───── Material supplied
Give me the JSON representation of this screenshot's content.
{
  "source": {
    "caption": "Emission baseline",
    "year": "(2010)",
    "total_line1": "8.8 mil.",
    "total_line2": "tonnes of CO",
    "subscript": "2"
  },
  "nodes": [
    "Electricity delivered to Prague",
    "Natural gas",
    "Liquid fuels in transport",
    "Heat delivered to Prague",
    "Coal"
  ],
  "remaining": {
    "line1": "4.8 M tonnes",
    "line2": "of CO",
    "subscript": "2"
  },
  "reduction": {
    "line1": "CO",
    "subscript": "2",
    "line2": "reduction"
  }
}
──────────
───── Material supplied
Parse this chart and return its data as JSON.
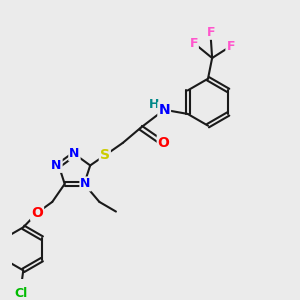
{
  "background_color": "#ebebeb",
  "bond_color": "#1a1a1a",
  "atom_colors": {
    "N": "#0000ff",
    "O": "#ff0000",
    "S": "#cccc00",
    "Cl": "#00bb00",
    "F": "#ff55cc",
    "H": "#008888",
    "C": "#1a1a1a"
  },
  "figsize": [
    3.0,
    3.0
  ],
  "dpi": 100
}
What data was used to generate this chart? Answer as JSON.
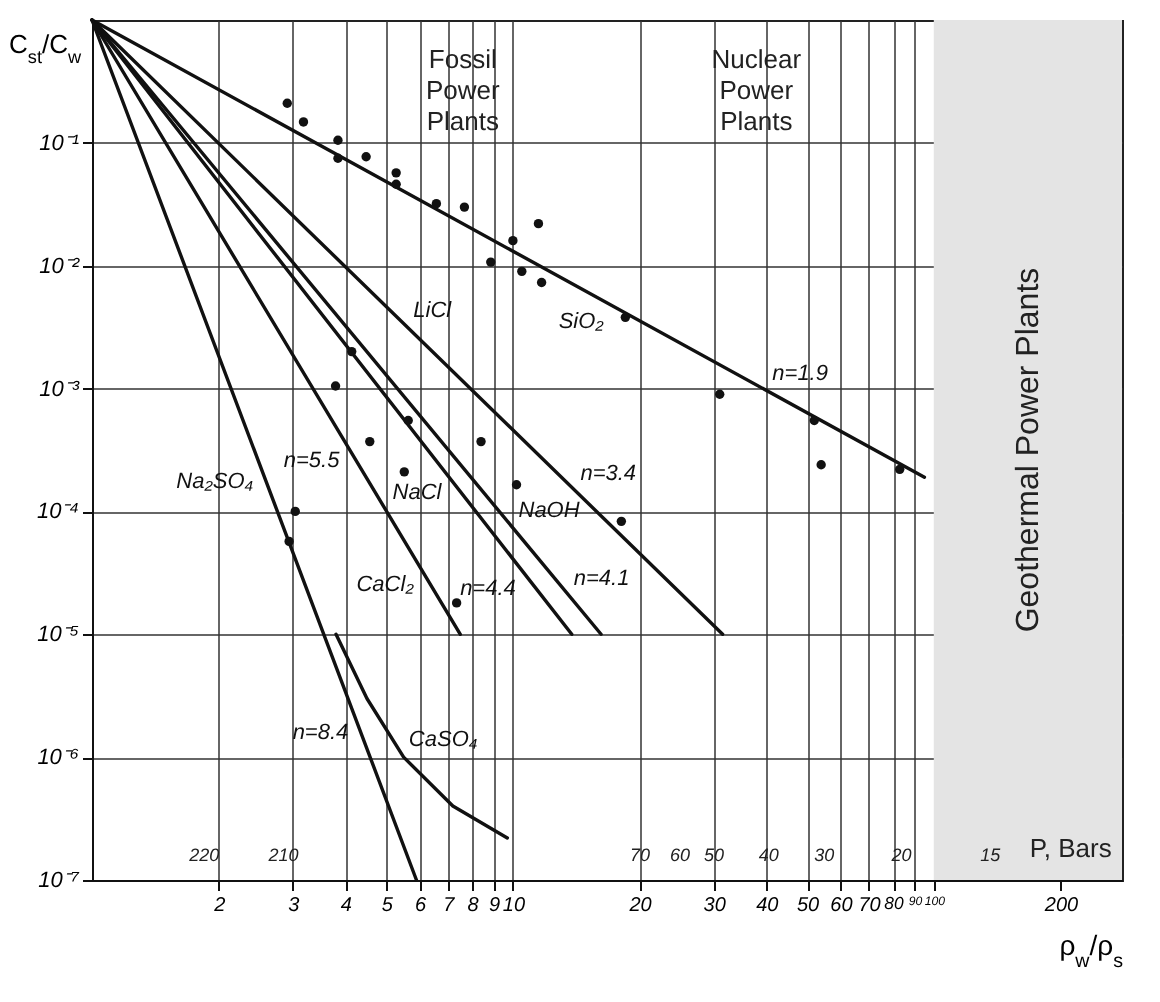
──────────
Given exercise
Write out the lines beginning with the one that contains "Parse this chart and return its data as JSON." and ending with the one that contains "What data was", exactly as given. Leave pictures out.

Output below
Parse this chart and return its data as JSON.
{
  "background_color": "#ebebeb",
  "bond_color": "#1a1a1a",
  "atom_colors": {
    "N": "#0000ff",
    "O": "#ff0000",
    "S": "#cccc00",
    "Cl": "#00bb00",
    "F": "#ff55cc",
    "H": "#008888",
    "C": "#1a1a1a"
  },
  "figsize": [
    3.0,
    3.0
  ],
  "dpi": 100
}
What data was used to generate this chart? Answer as JSON.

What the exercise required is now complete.